#### [Stated exercise]
Quote the lines of the records below word for word, without the pictures.

#### [Entries]
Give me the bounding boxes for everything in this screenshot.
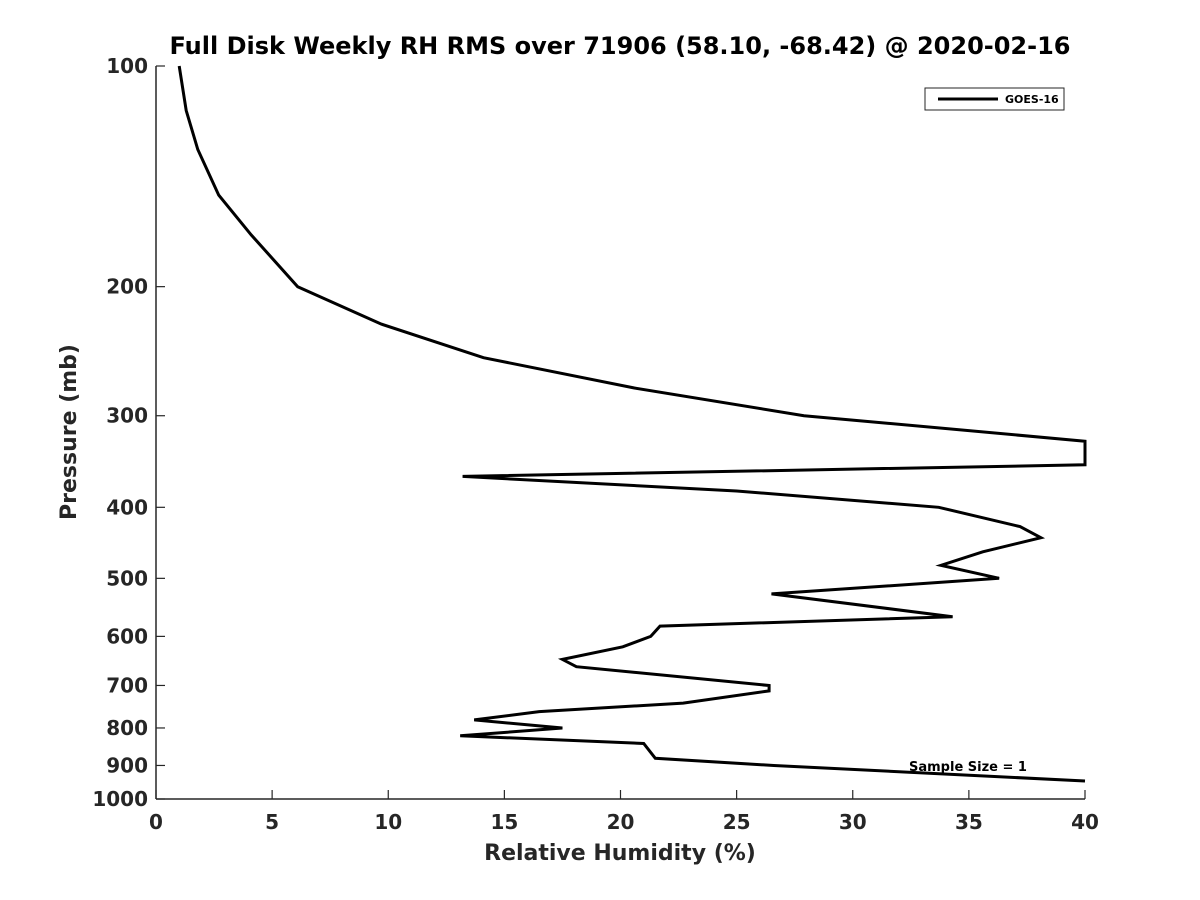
x-tick-label: 5 (265, 810, 279, 834)
x-tick-label: 30 (839, 810, 867, 834)
x-tick-label: 25 (723, 810, 751, 834)
x-tick-label: 0 (149, 810, 163, 834)
y-tick-label: 1000 (92, 787, 148, 811)
x-tick-label: 35 (955, 810, 983, 834)
plot-area: 0 5 10 15 20 25 30 35 40 100 200 300 400 500 600 700 80… (92, 54, 1099, 834)
x-axis-label: Relative Humidity (%) (484, 841, 756, 866)
legend: GOES-16 (924, 87, 1065, 111)
legend-label-goes-16: GOES-16 (1005, 93, 1059, 106)
y-tick-label: 600 (106, 624, 148, 648)
sample-size-annotation: Sample Size = 1 (909, 760, 1027, 775)
x-ticks: 0 5 10 15 20 25 30 35 40 (149, 790, 1099, 834)
series-group (177, 65, 1087, 783)
series-line-goes-16 (177, 65, 1087, 783)
y-tick-label: 900 (106, 753, 148, 777)
y-tick-label: 100 (106, 54, 148, 78)
y-tick-label: 400 (106, 495, 148, 519)
y-tick-label: 500 (106, 566, 148, 590)
y-tick-label: 700 (106, 673, 148, 697)
y-tick-label: 300 (106, 404, 148, 428)
y-tick-label: 200 (106, 275, 148, 299)
y-ticks: 100 200 300 400 500 600 700 800 900 1000 (92, 54, 165, 811)
y-tick-label: 800 (106, 716, 148, 740)
x-tick-label: 40 (1071, 810, 1099, 834)
x-tick-label: 15 (490, 810, 518, 834)
chart-title: Full Disk Weekly RH RMS over 71906 (58.1… (169, 32, 1070, 60)
x-tick-label: 10 (374, 810, 402, 834)
x-tick-label: 20 (607, 810, 635, 834)
y-axis-label: Pressure (mb) (57, 344, 82, 520)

#### [Problem solution]
Give me the bounding boxes for everything in this screenshot.
x-tick-label: 5 (265, 810, 279, 834)
x-tick-label: 30 (839, 810, 867, 834)
x-tick-label: 25 (723, 810, 751, 834)
x-tick-label: 0 (149, 810, 163, 834)
y-tick-label: 1000 (92, 787, 148, 811)
x-tick-label: 35 (955, 810, 983, 834)
plot-area: 0 5 10 15 20 25 30 35 40 100 200 300 400 500 600 700 80… (92, 54, 1099, 834)
x-axis-label: Relative Humidity (%) (484, 841, 756, 866)
legend: GOES-16 (924, 87, 1065, 111)
legend-label-goes-16: GOES-16 (1005, 93, 1059, 106)
y-tick-label: 600 (106, 624, 148, 648)
sample-size-annotation: Sample Size = 1 (909, 760, 1027, 775)
x-ticks: 0 5 10 15 20 25 30 35 40 (149, 790, 1099, 834)
series-group (177, 65, 1087, 783)
series-line-goes-16 (177, 65, 1087, 783)
y-tick-label: 900 (106, 753, 148, 777)
y-tick-label: 100 (106, 54, 148, 78)
y-tick-label: 400 (106, 495, 148, 519)
y-tick-label: 500 (106, 566, 148, 590)
y-tick-label: 700 (106, 673, 148, 697)
y-tick-label: 300 (106, 404, 148, 428)
y-tick-label: 200 (106, 275, 148, 299)
y-ticks: 100 200 300 400 500 600 700 800 900 1000 (92, 54, 165, 811)
y-tick-label: 800 (106, 716, 148, 740)
x-tick-label: 40 (1071, 810, 1099, 834)
x-tick-label: 15 (490, 810, 518, 834)
chart-title: Full Disk Weekly RH RMS over 71906 (58.1… (169, 32, 1070, 60)
x-tick-label: 10 (374, 810, 402, 834)
x-tick-label: 20 (607, 810, 635, 834)
y-axis-label: Pressure (mb) (57, 344, 82, 520)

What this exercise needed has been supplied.